— start of EXTRACTED ENTRIES —
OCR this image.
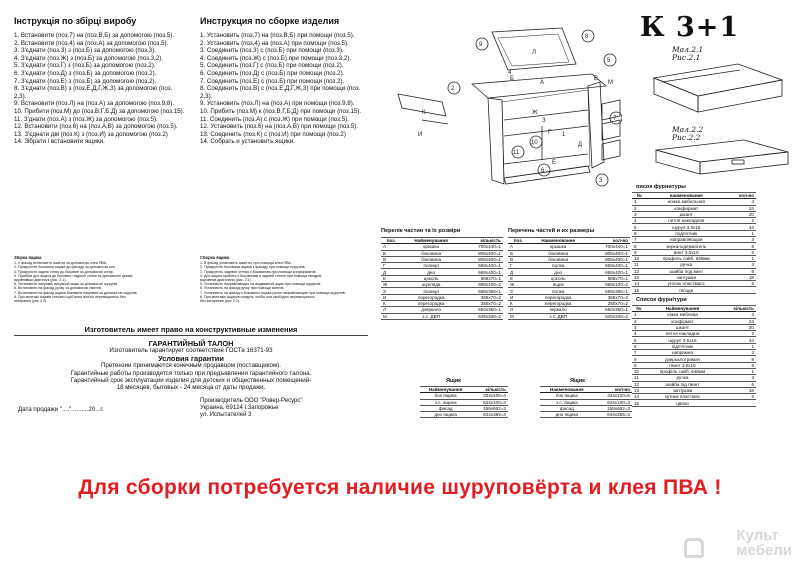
Інструкція по збірці виробу
1. Встановити (поз.7) на (поз.В,Б) за допомогою (поз.5).
2. Встановити (поз.4) на (поз.А) за допомогою (поз.5).
3. З'єднати (поз.З) з (поз.Б) за допомогою (поз.3).
4. З'єднати (поз.Ж) з (поз.Б) за допомогою (поз.3,2).
5. З'єднати (поз.Г) з (поз.Б) за допомогою (поз.2).
6. З'єднати (поз.Д) з (поз.Б) за допомогою (поз.2).
7. З'єднати (поз.Е) з (поз.Б) за допомогою (поз.2).
8. З'єднати (поз.В) з (поз.Е,Д,Г,Ж,З) за допомогою (поз.
2,3).
9. Встановити (поз.Л) на (поз.А) за допомогою (поз.9,8).
10. Прибити (поз.М) до (поз.В,Г,Б,Д) за допомогою (поз.15).
11. З'днати (поз.А) з (поз.Ж) за допомогою (поз.5).
12. Встановити (поз.6) на (поз.А,В) за допомогою (поз.5).
13. З'єднати дві (поз.К) з (поз.И) за допомогою (поз.2)
14. Зібрати і встановити ящики.
Инструкция по сборке изделия
1. Установить (поз.7) на (поз.В,Б) при помощи (поз.5).
2. Установить (поз.4) на (поз.А) при помощи (поз.5).
3. Соединить (поз.3) с (поз.Б) при помощи (поз.3).
4. Соединить (поз.Ж) с (поз.Б) при помощи (поз.3,2).
5. Соединить (поз.Г) с (поз.Б) при помощи (поз.2).
6. Соединить (поз.Д) с (поз.Б) при помощи (поз.2).
7. Соединить (поз.Е) с (поз.Б) при помощи (поз.2).
8. Соединить (поз.В) с (поз.Е,Д,Г,Ж,З) при помощи (поз.
2,3).
9. Установить (поз.Л) на (поз.А) при помощи (поз.9,8).
10. Прибить (поз.М) к (поз.В,Г,Б,Д) при помощи (поз.15).
11. Соединить (поз.А) с (поз.Ж) при помощи (поз.5).
12. Установить (поз.6) на (поз.А,В) при помощи (поз.5).
13. Соединить (поз.К) с (поз.И) при помощи (поз.2)
14. Собрать и установить ящики.
К 3+1
9
8
5
2
7
3
10
6
11
Л
А
Б	В
Ж
З
Г
Д
Е
К
И
4
М
1
Мал.2.1
Рис.2.1
Мал.2.2
Рис.2.2
Збірка ящика
1. У фасад встановити шканти за допомогою клея ПВА.
2. Прикрутити боковини ящика до фасаду за допомогою кон.
3. Прикрутити задню стінку до боковин за допомогою конф.
4. Прибити дно ящика до боковин і задньої стінки за допомогою цвяхів,
вирівнявши діагоналі (рис. 2.1).
5. Установити напрямні висувний ящик за допомогою шурупів.
6. Встановити на фасад ручку за допомогою гвинтів.
7. Встановити на фасад ящика боковини напрямні за допомогою шурупів.
8. При монтажі ящиків стежити щоб вони вільно переміщались без
затирання (рис 2.2).
Сборка ящика
1. В фасад установить шканты, при помощи клея ПВА.
2. Прикрутить боковины ящика к фасаду при помощи шурупов.
3. Прикрутить заднюю стенку к боковинам при помощи конфирматов.
4. Дно ящика прибить к боковинам и задней стенке при помощи гвоздей,
выровняв диагонали (рис. 2.1).
5. Установить направляющие на выдвижной ящик при помощи шурупов.
6. Установить на фасад ручку при помощи винтов.
7. Установить на фасад и боковины ящика ручки направляющие при помощи шурупов.
8. При монтаже ящиков следить чтобы они свободно перемещались
без затирания (рис 2.2).
Перелік частин та їх розміри
поз.	Найменування	кількість
А	кришка	700х440=1
Б	боковина	805х400=1
В	боковина	805х400=1
Г	полиця	668х400=1
Д	дно	668х400=1
Е	цоколь	668х70=1
Ж	шухляда	668х100=2
З	полиця	668х366=1
И	перегородка	366х70=2
К	перегородка	250х70=2
Л	дзеркало	550х350=1
М	з.с. ДВП	645х346=2
Перечень частей и их размеры
поз.	Наименование	кол-во
А	крышка	700х440=1
Б	боковина	805х400=1
В	боковина	805х400=1
Г	полка	668х400=1
Д	дно	668х400=1
Е	цоколь	668х70=1
Ж	ящик	668х100=2
З	полка	668х366=1
И	перегородка	366х70=2
К	перегородка	250х70=2
Л	зеркало	550х350=1
М	з.с. ДВП	645х346=2
Ящик
Найменування	кількість
бок ящика	334х100=4
з.с. ящика	644х100=3
фасад	158х662=3
дно ящика	644х355=3
Ящик
Наименование	кол-во
бок ящика	334х100=6
з.с. ящика	644х100=3
фасад	158х662=3
дно ящика	644х355=3
писок фурнитуры
№	наименование	кол-во
1	ножка мебельная	4
2	конфирмат	24
3	шкант	20
4	петля накладная	2
5	шуруп 3,5х16	44
6	подпятник	1
7	направляющая	3
8	зеркалодержатель	6
9	винт 3,0х15	6
10	профиль сайб. 648мм	1
11	ручка	3
12	шайба под винт	6
13	заглушки	18
14	уголок пластмасс	6
15	гвозди	-
Список фурнітури
№	Найменування	кількість
1	ніжка меблева	4
2	конфірмат	24
3	шкант	20
4	петля накладна	2
5	шуруп 3,5х16	44
6	підп'ятник	1
7	напрямна	3
8	дзеркалотримач	6
9	гвинт 3,0х15	6
10	профіль сайб. 648мм	1
11	ручка	3
12	шайба під гвинт	6
13	заглушки	18
14	кутник пластмас	6
15	цвяхи	-
Изготовитель имеет право на конструктивные изменения
ГАРАНТИЙНЫЙ ТАЛОН
Изготовитель гарантирует соответствие ГОСТа 16371-93
Условия гарантии
Претензии принимаются конечным продавцом (поставщиком).
Гарантийные работы производятся только при предъявлении гарантийного талона.
Гарантийный срок эксплуатации изделия для детских и общественных помещений-
18 месяцев, бытовых - 24 месяца от даты продажи.
Дата продажи "...."..........20...г.
Производитель ООО "Ровер-Ресурс"
Украина, 69124 г.Запорожье
ул. Испытателей 3
Для сборки потребуется наличие шуруповёрта и клея ПВА !
Культ
мебели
— end of EXTRACTED ENTRIES —
**WORK INSTRUCTIONS**
Pictures in the data above should not be copied; transcribe everything else exactly.

**SOLUTION BELOW**
OCR this image.
Інструкція по збірці виробу
1. Встановити (поз.7) на (поз.В,Б) за допомогою (поз.5).
2. Встановити (поз.4) на (поз.А) за допомогою (поз.5).
3. З'єднати (поз.З) з (поз.Б) за допомогою (поз.3).
4. З'єднати (поз.Ж) з (поз.Б) за допомогою (поз.3,2).
5. З'єднати (поз.Г) з (поз.Б) за допомогою (поз.2).
6. З'єднати (поз.Д) з (поз.Б) за допомогою (поз.2).
7. З'єднати (поз.Е) з (поз.Б) за допомогою (поз.2).
8. З'єднати (поз.В) з (поз.Е,Д,Г,Ж,З) за допомогою (поз.
2,3).
9. Встановити (поз.Л) на (поз.А) за допомогою (поз.9,8).
10. Прибити (поз.М) до (поз.В,Г,Б,Д) за допомогою (поз.15).
11. З'днати (поз.А) з (поз.Ж) за допомогою (поз.5).
12. Встановити (поз.6) на (поз.А,В) за допомогою (поз.5).
13. З'єднати дві (поз.К) з (поз.И) за допомогою (поз.2)
14. Зібрати і встановити ящики.
Инструкция по сборке изделия
1. Установить (поз.7) на (поз.В,Б) при помощи (поз.5).
2. Установить (поз.4) на (поз.А) при помощи (поз.5).
3. Соединить (поз.3) с (поз.Б) при помощи (поз.3).
4. Соединить (поз.Ж) с (поз.Б) при помощи (поз.3,2).
5. Соединить (поз.Г) с (поз.Б) при помощи (поз.2).
6. Соединить (поз.Д) с (поз.Б) при помощи (поз.2).
7. Соединить (поз.Е) с (поз.Б) при помощи (поз.2).
8. Соединить (поз.В) с (поз.Е,Д,Г,Ж,З) при помощи (поз.
2,3).
9. Установить (поз.Л) на (поз.А) при помощи (поз.9,8).
10. Прибить (поз.М) к (поз.В,Г,Б,Д) при помощи (поз.15).
11. Соединить (поз.А) с (поз.Ж) при помощи (поз.5).
12. Установить (поз.6) на (поз.А,В) при помощи (поз.5).
13. Соединить (поз.К) с (поз.И) при помощи (поз.2)
14. Собрать и установить ящики.
К 3+1
9
8
5
2
7
3
10
6
11
Л
А
Б	В
Ж
З
Г
Д
Е
К
И
4
М
1
Мал.2.1
Рис.2.1
Мал.2.2
Рис.2.2
Збірка ящика
1. У фасад встановити шканти за допомогою клея ПВА.
2. Прикрутити боковини ящика до фасаду за допомогою кон.
3. Прикрутити задню стінку до боковин за допомогою конф.
4. Прибити дно ящика до боковин і задньої стінки за допомогою цвяхів,
вирівнявши діагоналі (рис. 2.1).
5. Установити напрямні висувний ящик за допомогою шурупів.
6. Встановити на фасад ручку за допомогою гвинтів.
7. Встановити на фасад ящика боковини напрямні за допомогою шурупів.
8. При монтажі ящиків стежити щоб вони вільно переміщались без
затирання (рис 2.2).
Сборка ящика
1. В фасад установить шканты, при помощи клея ПВА.
2. Прикрутить боковины ящика к фасаду при помощи шурупов.
3. Прикрутить заднюю стенку к боковинам при помощи конфирматов.
4. Дно ящика прибить к боковинам и задней стенке при помощи гвоздей,
выровняв диагонали (рис. 2.1).
5. Установить направляющие на выдвижной ящик при помощи шурупов.
6. Установить на фасад ручку при помощи винтов.
7. Установить на фасад и боковины ящика ручки направляющие при помощи шурупов.
8. При монтаже ящиков следить чтобы они свободно перемещались
без затирания (рис 2.2).
Перелік частин та їх розміри
поз.	Найменування	кількість
А	кришка	700х440=1
Б	боковина	805х400=1
В	боковина	805х400=1
Г	полиця	668х400=1
Д	дно	668х400=1
Е	цоколь	668х70=1
Ж	шухляда	668х100=2
З	полиця	668х366=1
И	перегородка	366х70=2
К	перегородка	250х70=2
Л	дзеркало	550х350=1
М	з.с. ДВП	645х346=2
Перечень частей и их размеры
поз.	Наименование	кол-во
А	крышка	700х440=1
Б	боковина	805х400=1
В	боковина	805х400=1
Г	полка	668х400=1
Д	дно	668х400=1
Е	цоколь	668х70=1
Ж	ящик	668х100=2
З	полка	668х366=1
И	перегородка	366х70=2
К	перегородка	250х70=2
Л	зеркало	550х350=1
М	з.с. ДВП	645х346=2
Ящик
Найменування	кількість
бок ящика	334х100=4
з.с. ящика	644х100=3
фасад	158х662=3
дно ящика	644х355=3
Ящик
Наименование	кол-во
бок ящика	334х100=6
з.с. ящика	644х100=3
фасад	158х662=3
дно ящика	644х355=3
писок фурнитуры
№	наименование	кол-во
1	ножка мебельная	4
2	конфирмат	24
3	шкант	20
4	петля накладная	2
5	шуруп 3,5х16	44
6	подпятник	1
7	направляющая	3
8	зеркалодержатель	6
9	винт 3,0х15	6
10	профиль сайб. 648мм	1
11	ручка	3
12	шайба под винт	6
13	заглушки	18
14	уголок пластмасс	6
15	гвозди	-
Список фурнітури
№	Найменування	кількість
1	ніжка меблева	4
2	конфірмат	24
3	шкант	20
4	петля накладна	2
5	шуруп 3,5х16	44
6	підп'ятник	1
7	напрямна	3
8	дзеркалотримач	6
9	гвинт 3,0х15	6
10	профіль сайб. 648мм	1
11	ручка	3
12	шайба під гвинт	6
13	заглушки	18
14	кутник пластмас	6
15	цвяхи	-
Изготовитель имеет право на конструктивные изменения
ГАРАНТИЙНЫЙ ТАЛОН
Изготовитель гарантирует соответствие ГОСТа 16371-93
Условия гарантии
Претензии принимаются конечным продавцом (поставщиком).
Гарантийные работы производятся только при предъявлении гарантийного талона.
Гарантийный срок эксплуатации изделия для детских и общественных помещений-
18 месяцев, бытовых - 24 месяца от даты продажи.
Дата продажи "...."..........20...г.
Производитель ООО "Ровер-Ресурс"
Украина, 69124 г.Запорожье
ул. Испытателей 3
Для сборки потребуется наличие шуруповёрта и клея ПВА !
Культ
мебели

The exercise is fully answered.